>> begin

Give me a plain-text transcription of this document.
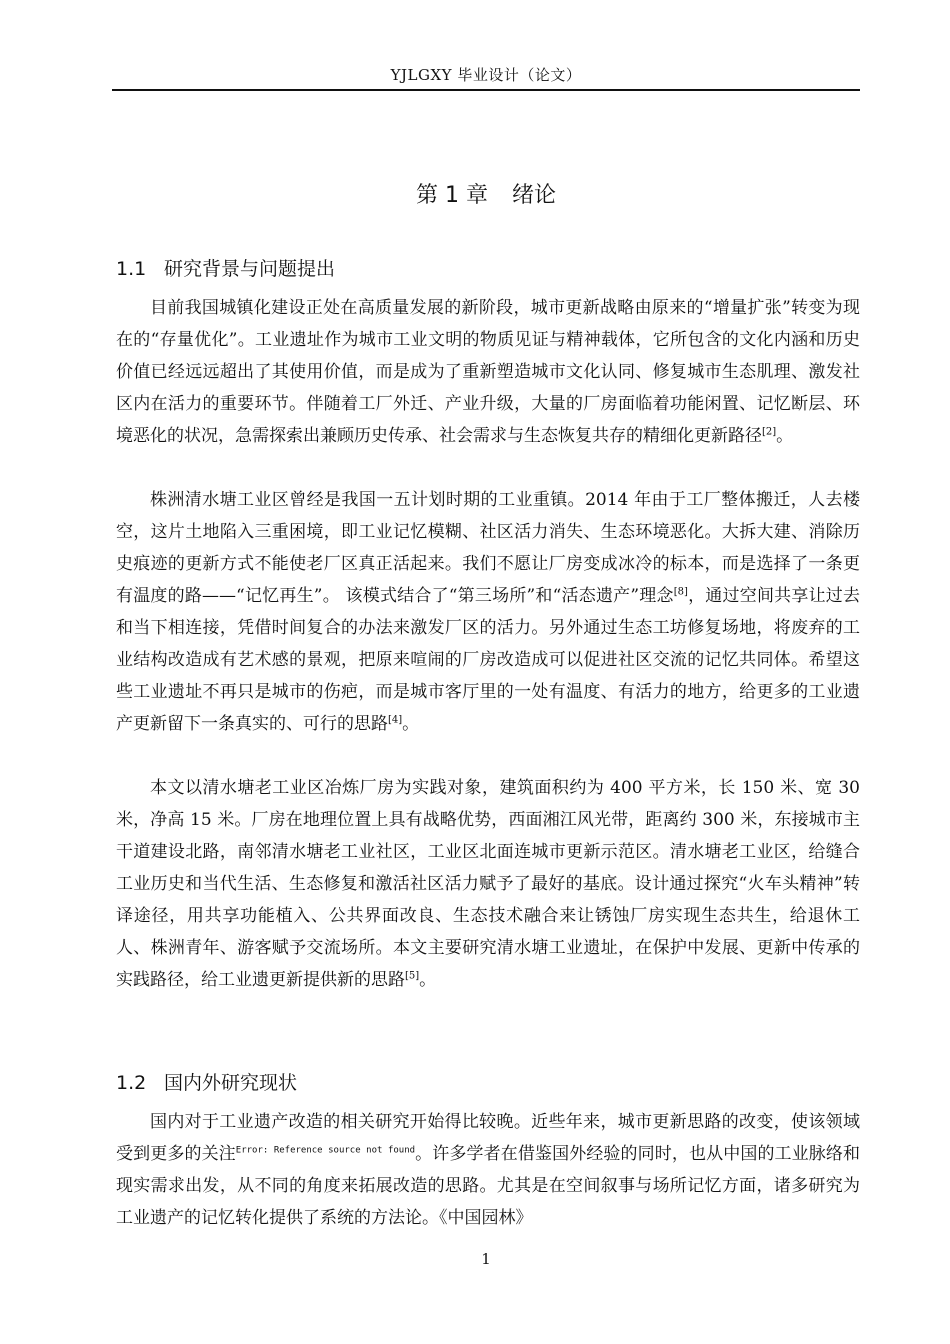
YJLGXY 毕业设计（论文）
第 1 章 绪论
1.1 研究背景与问题提出

目前我国城镇化建设正处在高质量发展的新阶段，城市更新战略由原来的“增量扩张”转变为现在的“存量优化”。工业遗址作为城市工业文明的物质见证与精神载体，它所包含的文化内涵和历史价值已经远远超出了其使用价值，而是成为了重新塑造城市文化认同、修复城市生态肌理、激发社区内在活力的重要环节。伴随着工厂外迁、产业升级，大量的厂房面临着功能闲置、记忆断层、环境恶化的状况，急需探索出兼顾历史传承、社会需求与生态恢复共存的精细化更新路径[2]。

株洲清水塘工业区曾经是我国一五计划时期的工业重镇。2014 年由于工厂整体搬迁，人去楼空，这片土地陷入三重困境，即工业记忆模糊、社区活力消失、生态环境恶化。大拆大建、消除历史痕迹的更新方式不能使老厂区真正活起来。我们不愿让厂房变成冰冷的标本，而是选择了一条更有温度的路——“记忆再生”。 该模式结合了“第三场所”和“活态遗产”理念[8]，通过空间共享让过去和当下相连接，凭借时间复合的办法来激发厂区的活力。另外通过生态工坊修复场地，将废弃的工业结构改造成有艺术感的景观，把原来喧闹的厂房改造成可以促进社区交流的记忆共同体。希望这些工业遗址不再只是城市的伤疤，而是城市客厅里的一处有温度、有活力的地方，给更多的工业遗产更新留下一条真实的、可行的思路[4]。

本文以清水塘老工业区冶炼厂房为实践对象，建筑面积约为 400 平方米，长 150 米、宽 30 米，净高 15 米。厂房在地理位置上具有战略优势，西面湘江风光带，距离约 300 米，东接城市主干道建设北路，南邻清水塘老工业社区，工业区北面连城市更新示范区。清水塘老工业区，给缝合工业历史和当代生活、生态修复和激活社区活力赋予了最好的基底。设计通过探究“火车头精神”转译途径，用共享功能植入、公共界面改良、生态技术融合来让锈蚀厂房实现生态共生，给退休工人、株洲青年、游客赋予交流场所。本文主要研究清水塘工业遗址，在保护中发展、更新中传承的实践路径，给工业遗更新提供新的思路[5]。

1.2 国内外研究现状

国内对于工业遗产改造的相关研究开始得比较晚。近些年来，城市更新思路的改变，使该领域受到更多的关注$^{Error: Reference source not found}$。许多学者在借鉴国外经验的同时，也从中国的工业脉络和现实需求出发，从不同的角度来拓展改造的思路。尤其是在空间叙事与场所记忆方面，诸多研究为工业遗产的记忆转化提供了系统的方法论。《中国园林》

1
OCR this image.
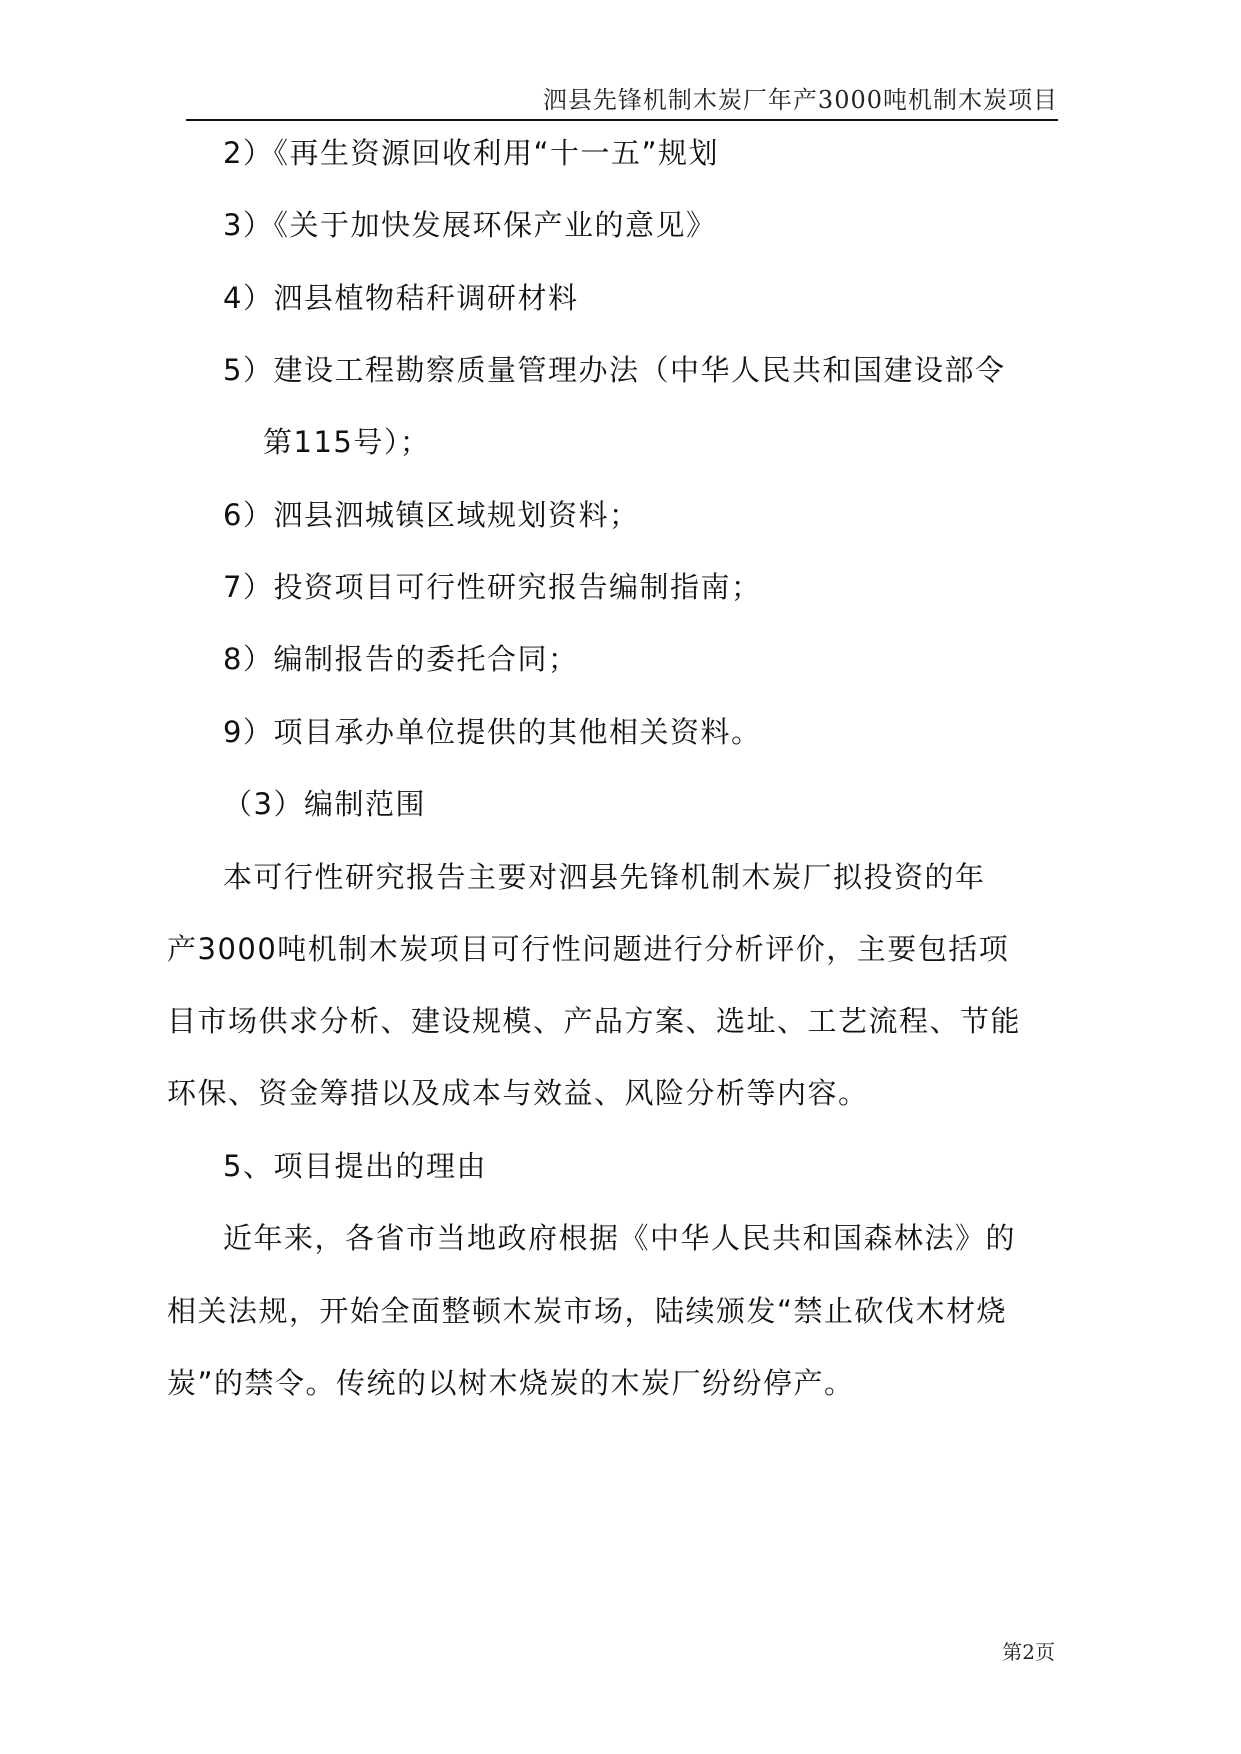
泗县先锋机制木炭厂年产3000吨机制木炭项目
2）《再生资源回收利用“十一五”规划
3）《关于加快发展环保产业的意见》
4）泗县植物秸秆调研材料
5）建设工程勘察质量管理办法（中华人民共和国建设部令
第115号）；
6）泗县泗城镇区域规划资料；
7）投资项目可行性研究报告编制指南；
8）编制报告的委托合同；
9）项目承办单位提供的其他相关资料。
（3）编制范围
本可行性研究报告主要对泗县先锋机制木炭厂拟投资的年
产3000吨机制木炭项目可行性问题进行分析评价，主要包括项
目市场供求分析、建设规模、产品方案、选址、工艺流程、节能
环保、资金筹措以及成本与效益、风险分析等内容。
5、项目提出的理由
近年来，各省市当地政府根据《中华人民共和国森林法》的
相关法规，开始全面整顿木炭市场，陆续颁发“禁止砍伐木材烧
炭”的禁令。传统的以树木烧炭的木炭厂纷纷停产。
第2页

>> end

Exercise aim: Leave out the pictures and print each record exactly as it stands.

Solution to this task:
Give me a plain-text transcription of this document.
YJLGXY 毕业设计（论文）
第 1 章 绪论
1.1 研究背景与问题提出

目前我国城镇化建设正处在高质量发展的新阶段，城市更新战略由原来的“增量扩张”转变为现在的“存量优化”。工业遗址作为城市工业文明的物质见证与精神载体，它所包含的文化内涵和历史价值已经远远超出了其使用价值，而是成为了重新塑造城市文化认同、修复城市生态肌理、激发社区内在活力的重要环节。伴随着工厂外迁、产业升级，大量的厂房面临着功能闲置、记忆断层、环境恶化的状况，急需探索出兼顾历史传承、社会需求与生态恢复共存的精细化更新路径[2]。

株洲清水塘工业区曾经是我国一五计划时期的工业重镇。2014 年由于工厂整体搬迁，人去楼空，这片土地陷入三重困境，即工业记忆模糊、社区活力消失、生态环境恶化。大拆大建、消除历史痕迹的更新方式不能使老厂区真正活起来。我们不愿让厂房变成冰冷的标本，而是选择了一条更有温度的路——“记忆再生”。 该模式结合了“第三场所”和“活态遗产”理念[8]，通过空间共享让过去和当下相连接，凭借时间复合的办法来激发厂区的活力。另外通过生态工坊修复场地，将废弃的工业结构改造成有艺术感的景观，把原来喧闹的厂房改造成可以促进社区交流的记忆共同体。希望这些工业遗址不再只是城市的伤疤，而是城市客厅里的一处有温度、有活力的地方，给更多的工业遗产更新留下一条真实的、可行的思路[4]。

本文以清水塘老工业区冶炼厂房为实践对象，建筑面积约为 400 平方米，长 150 米、宽 30 米，净高 15 米。厂房在地理位置上具有战略优势，西面湘江风光带，距离约 300 米，东接城市主干道建设北路，南邻清水塘老工业社区，工业区北面连城市更新示范区。清水塘老工业区，给缝合工业历史和当代生活、生态修复和激活社区活力赋予了最好的基底。设计通过探究“火车头精神”转译途径，用共享功能植入、公共界面改良、生态技术融合来让锈蚀厂房实现生态共生，给退休工人、株洲青年、游客赋予交流场所。本文主要研究清水塘工业遗址，在保护中发展、更新中传承的实践路径，给工业遗更新提供新的思路[5]。

1.2 国内外研究现状

国内对于工业遗产改造的相关研究开始得比较晚。近些年来，城市更新思路的改变，使该领域受到更多的关注$^{Error: Reference source not found}$。许多学者在借鉴国外经验的同时，也从中国的工业脉络和现实需求出发，从不同的角度来拓展改造的思路。尤其是在空间叙事与场所记忆方面，诸多研究为工业遗产的记忆转化提供了系统的方法论。《中国园林》

1
OCR this image.
泗县先锋机制木炭厂年产3000吨机制木炭项目
2）《再生资源回收利用“十一五”规划
3）《关于加快发展环保产业的意见》
4）泗县植物秸秆调研材料
5）建设工程勘察质量管理办法（中华人民共和国建设部令
第115号）；
6）泗县泗城镇区域规划资料；
7）投资项目可行性研究报告编制指南；
8）编制报告的委托合同；
9）项目承办单位提供的其他相关资料。
（3）编制范围
本可行性研究报告主要对泗县先锋机制木炭厂拟投资的年
产3000吨机制木炭项目可行性问题进行分析评价，主要包括项
目市场供求分析、建设规模、产品方案、选址、工艺流程、节能
环保、资金筹措以及成本与效益、风险分析等内容。
5、项目提出的理由
近年来，各省市当地政府根据《中华人民共和国森林法》的
相关法规，开始全面整顿木炭市场，陆续颁发“禁止砍伐木材烧
炭”的禁令。传统的以树木烧炭的木炭厂纷纷停产。
第2页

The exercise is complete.